• [RAW DATA]:
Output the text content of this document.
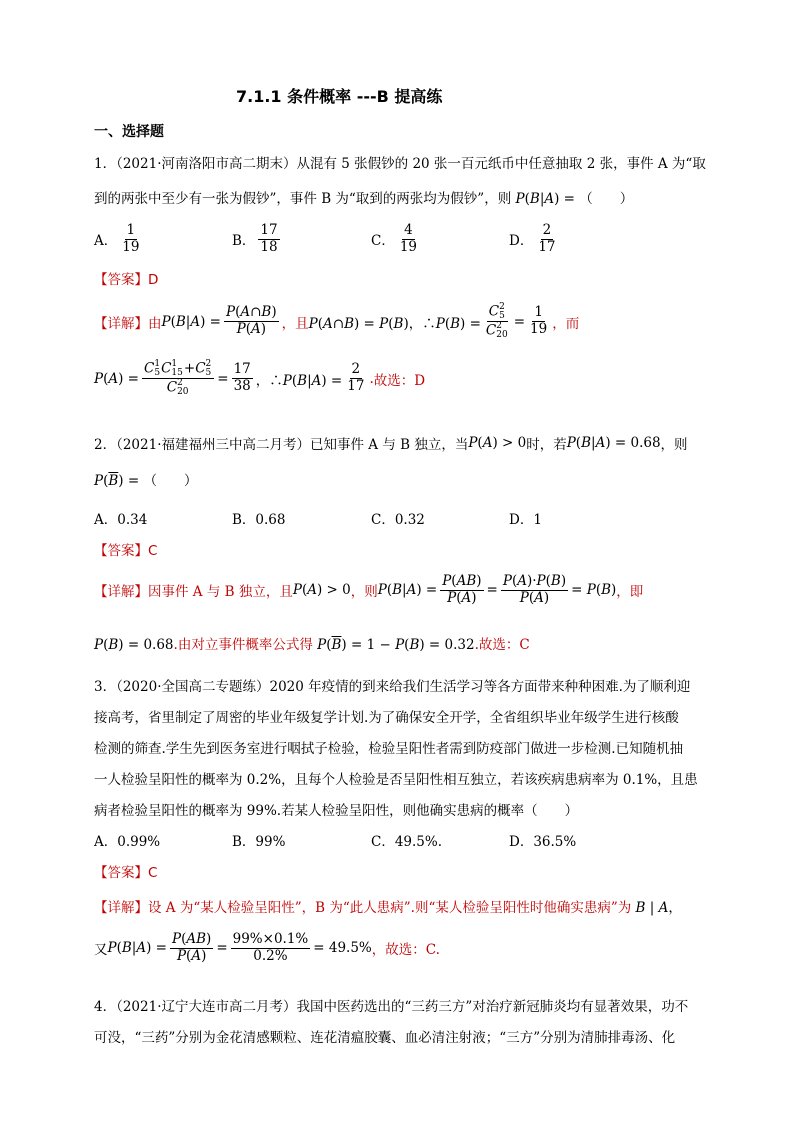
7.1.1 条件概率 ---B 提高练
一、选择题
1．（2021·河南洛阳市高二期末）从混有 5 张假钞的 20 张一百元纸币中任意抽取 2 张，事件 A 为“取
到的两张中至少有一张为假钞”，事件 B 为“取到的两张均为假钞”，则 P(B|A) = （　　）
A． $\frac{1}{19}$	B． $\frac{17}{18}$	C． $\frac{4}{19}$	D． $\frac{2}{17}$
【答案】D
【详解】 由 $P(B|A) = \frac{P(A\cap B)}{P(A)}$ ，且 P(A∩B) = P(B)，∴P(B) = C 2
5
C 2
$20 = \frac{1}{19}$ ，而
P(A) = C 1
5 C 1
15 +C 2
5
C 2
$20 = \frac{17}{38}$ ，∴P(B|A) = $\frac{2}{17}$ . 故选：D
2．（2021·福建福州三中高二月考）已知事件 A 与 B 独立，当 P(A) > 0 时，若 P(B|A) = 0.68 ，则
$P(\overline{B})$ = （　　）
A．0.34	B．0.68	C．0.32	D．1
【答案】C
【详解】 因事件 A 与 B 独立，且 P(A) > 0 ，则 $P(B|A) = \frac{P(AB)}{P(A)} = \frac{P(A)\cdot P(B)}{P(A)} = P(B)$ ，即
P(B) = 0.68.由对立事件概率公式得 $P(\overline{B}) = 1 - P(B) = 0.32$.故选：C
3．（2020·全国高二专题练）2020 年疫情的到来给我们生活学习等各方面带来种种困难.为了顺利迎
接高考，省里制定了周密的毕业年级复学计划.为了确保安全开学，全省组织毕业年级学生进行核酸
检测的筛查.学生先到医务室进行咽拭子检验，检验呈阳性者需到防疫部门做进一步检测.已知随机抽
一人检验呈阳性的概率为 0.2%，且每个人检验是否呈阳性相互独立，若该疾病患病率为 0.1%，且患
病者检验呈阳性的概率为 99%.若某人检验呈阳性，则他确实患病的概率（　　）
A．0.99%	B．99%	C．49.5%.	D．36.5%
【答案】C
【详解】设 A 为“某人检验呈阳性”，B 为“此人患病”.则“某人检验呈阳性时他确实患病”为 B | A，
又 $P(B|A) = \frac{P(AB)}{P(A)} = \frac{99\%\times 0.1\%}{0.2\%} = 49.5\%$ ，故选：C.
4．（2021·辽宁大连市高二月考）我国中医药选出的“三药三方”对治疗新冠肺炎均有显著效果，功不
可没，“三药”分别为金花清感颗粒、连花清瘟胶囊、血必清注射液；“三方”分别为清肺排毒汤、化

• [WRITTEN EXERCISE]:
Each record must be quoted in full and exactly. Do not include the pictures.

• [WRITTEN ANSWER]:
Output the text content of this document.
7.1.1 条件概率 ---B 提高练
一、选择题
1．（2021·河南洛阳市高二期末）从混有 5 张假钞的 20 张一百元纸币中任意抽取 2 张，事件 A 为“取
到的两张中至少有一张为假钞”，事件 B 为“取到的两张均为假钞”，则 P(B|A) = （　　）
A． $\frac{1}{19}$	B． $\frac{17}{18}$	C． $\frac{4}{19}$	D． $\frac{2}{17}$
【答案】D
【详解】 由 $P(B|A) = \frac{P(A\cap B)}{P(A)}$ ，且 P(A∩B) = P(B)，∴P(B) = C 2
5
C 2
$20 = \frac{1}{19}$ ，而
P(A) = C 1
5 C 1
15 +C 2
5
C 2
$20 = \frac{17}{38}$ ，∴P(B|A) = $\frac{2}{17}$ . 故选：D
2．（2021·福建福州三中高二月考）已知事件 A 与 B 独立，当 P(A) > 0 时，若 P(B|A) = 0.68 ，则
$P(\overline{B})$ = （　　）
A．0.34	B．0.68	C．0.32	D．1
【答案】C
【详解】 因事件 A 与 B 独立，且 P(A) > 0 ，则 $P(B|A) = \frac{P(AB)}{P(A)} = \frac{P(A)\cdot P(B)}{P(A)} = P(B)$ ，即
P(B) = 0.68.由对立事件概率公式得 $P(\overline{B}) = 1 - P(B) = 0.32$.故选：C
3．（2020·全国高二专题练）2020 年疫情的到来给我们生活学习等各方面带来种种困难.为了顺利迎
接高考，省里制定了周密的毕业年级复学计划.为了确保安全开学，全省组织毕业年级学生进行核酸
检测的筛查.学生先到医务室进行咽拭子检验，检验呈阳性者需到防疫部门做进一步检测.已知随机抽
一人检验呈阳性的概率为 0.2%，且每个人检验是否呈阳性相互独立，若该疾病患病率为 0.1%，且患
病者检验呈阳性的概率为 99%.若某人检验呈阳性，则他确实患病的概率（　　）
A．0.99%	B．99%	C．49.5%.	D．36.5%
【答案】C
【详解】设 A 为“某人检验呈阳性”，B 为“此人患病”.则“某人检验呈阳性时他确实患病”为 B | A，
又 $P(B|A) = \frac{P(AB)}{P(A)} = \frac{99\%\times 0.1\%}{0.2\%} = 49.5\%$ ，故选：C.
4．（2021·辽宁大连市高二月考）我国中医药选出的“三药三方”对治疗新冠肺炎均有显著效果，功不
可没，“三药”分别为金花清感颗粒、连花清瘟胶囊、血必清注射液；“三方”分别为清肺排毒汤、化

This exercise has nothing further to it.